▸ **Stated exercise**
Please say how many lines of the listing hold "стипендиального", with no other words in the answer.

▸ **Information given**
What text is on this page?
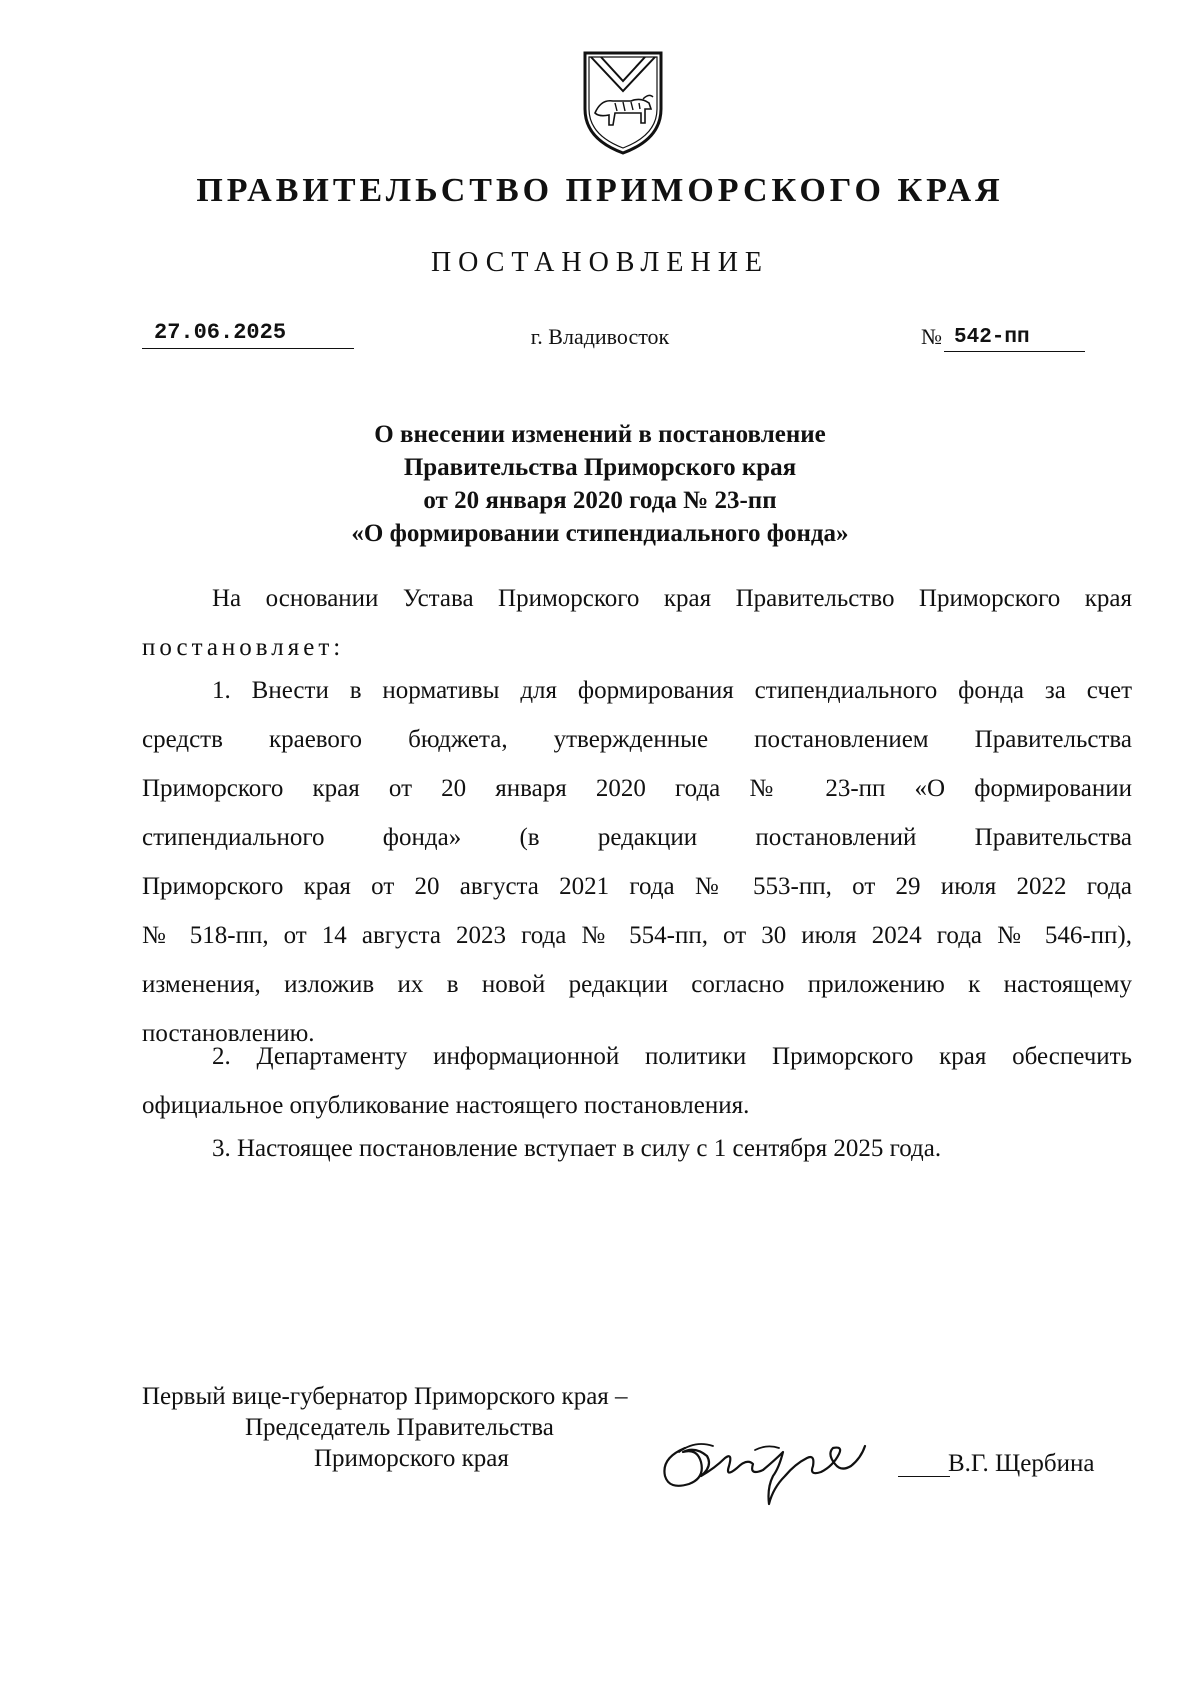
ПРАВИТЕЛЬСТВО ПРИМОРСКОГО КРАЯ
ПОСТАНОВЛЕНИЕ
27.06.2025	г. Владивосток	№ 542-пп
О внесении изменений в постановление
Правительства Приморского края
от 20 января 2020 года № 23-пп
«О формировании стипендиального фонда»
На основании Устава Приморского края Правительство Приморского края
постановляет:
1. Внести в нормативы для формирования стипендиального фонда за счет
средств краевого бюджета, утвержденные постановлением Правительства
Приморского края от 20 января 2020 года № 23-пп «О формировании
стипендиального фонда» (в редакции постановлений Правительства
Приморского края от 20 августа 2021 года № 553-пп, от 29 июля 2022 года
№ 518-пп, от 14 августа 2023 года № 554-пп, от 30 июля 2024 года № 546-пп),
изменения, изложив их в новой редакции согласно приложению к настоящему
постановлению.
2. Департаменту информационной политики Приморского края обеспечить
официальное опубликование настоящего постановления.
3. Настоящее постановление вступает в силу с 1 сентября 2025 года.
Первый вице-губернатор Приморского края –
Председатель Правительства
Приморского края	В.Г. Щербина
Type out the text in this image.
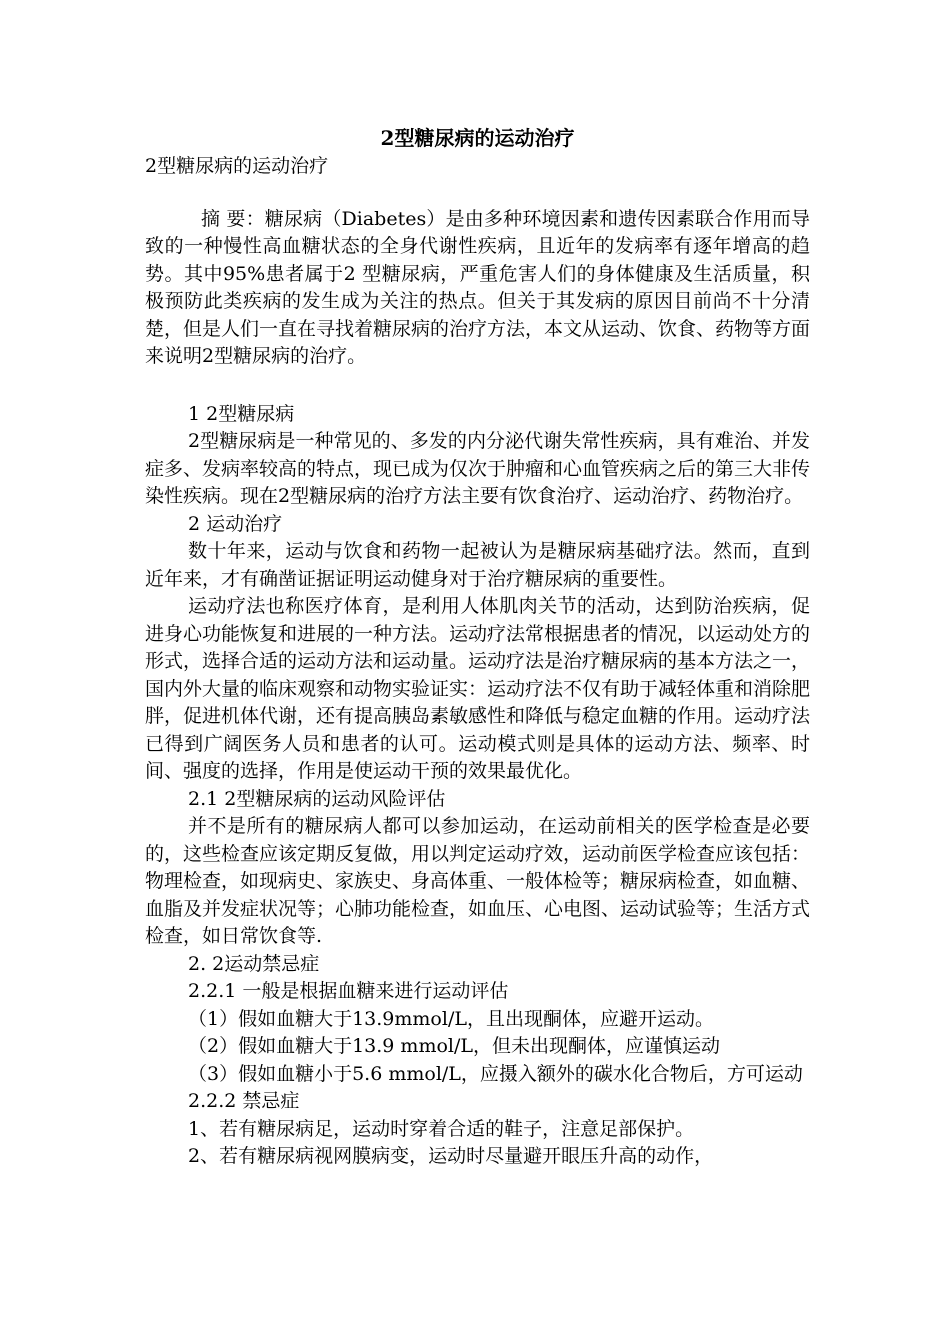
2型糖尿病的运动治疗

2型糖尿病的运动治疗

摘 要：糖尿病（Diabetes）是由多种环境因素和遗传因素联合作用而导致的一种慢性高血糖状态的全身代谢性疾病，且近年的发病率有逐年增高的趋势。其中95%患者属于2 型糖尿病，严重危害人们的身体健康及生活质量，积极预防此类疾病的发生成为关注的热点。但关于其发病的原因目前尚不十分清楚，但是人们一直在寻找着糖尿病的治疗方法，本文从运动、饮食、药物等方面来说明2型糖尿病的治疗。

1 2型糖尿病

2型糖尿病是一种常见的、多发的内分泌代谢失常性疾病，具有难治、并发症多、发病率较高的特点，现已成为仅次于肿瘤和心血管疾病之后的第三大非传染性疾病。现在2型糖尿病的治疗方法主要有饮食治疗、运动治疗、药物治疗。

2 运动治疗

数十年来，运动与饮食和药物一起被认为是糖尿病基础疗法。然而，直到近年来，才有确凿证据证明运动健身对于治疗糖尿病的重要性。

运动疗法也称医疗体育，是利用人体肌肉关节的活动，达到防治疾病，促进身心功能恢复和进展的一种方法。运动疗法常根据患者的情况，以运动处方的形式，选择合适的运动方法和运动量。运动疗法是治疗糖尿病的基本方法之一，国内外大量的临床观察和动物实验证实：运动疗法不仅有助于减轻体重和消除肥胖，促进机体代谢，还有提高胰岛素敏感性和降低与稳定血糖的作用。运动疗法已得到广阔医务人员和患者的认可。运动模式则是具体的运动方法、频率、时间、强度的选择，作用是使运动干预的效果最优化。

2.1 2型糖尿病的运动风险评估

并不是所有的糖尿病人都可以参加运动，在运动前相关的医学检查是必要的，这些检查应该定期反复做，用以判定运动疗效，运动前医学检查应该包括：物理检查，如现病史、家族史、身高体重、一般体检等；糖尿病检查，如血糖、血脂及并发症状况等；心肺功能检查，如血压、心电图、运动试验等；生活方式检查，如日常饮食等.

2. 2运动禁忌症

2.2.1 一般是根据血糖来进行运动评估

（1）假如血糖大于13.9mmol/L，且出现酮体，应避开运动。

（2）假如血糖大于13.9 mmol/L，但未出现酮体，应谨慎运动

（3）假如血糖小于5.6 mmol/L，应摄入额外的碳水化合物后，方可运动

2.2.2 禁忌症

1、若有糖尿病足，运动时穿着合适的鞋子，注意足部保护。

2、若有糖尿病视网膜病变，运动时尽量避开眼压升高的动作，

▸ **Complete answer**
3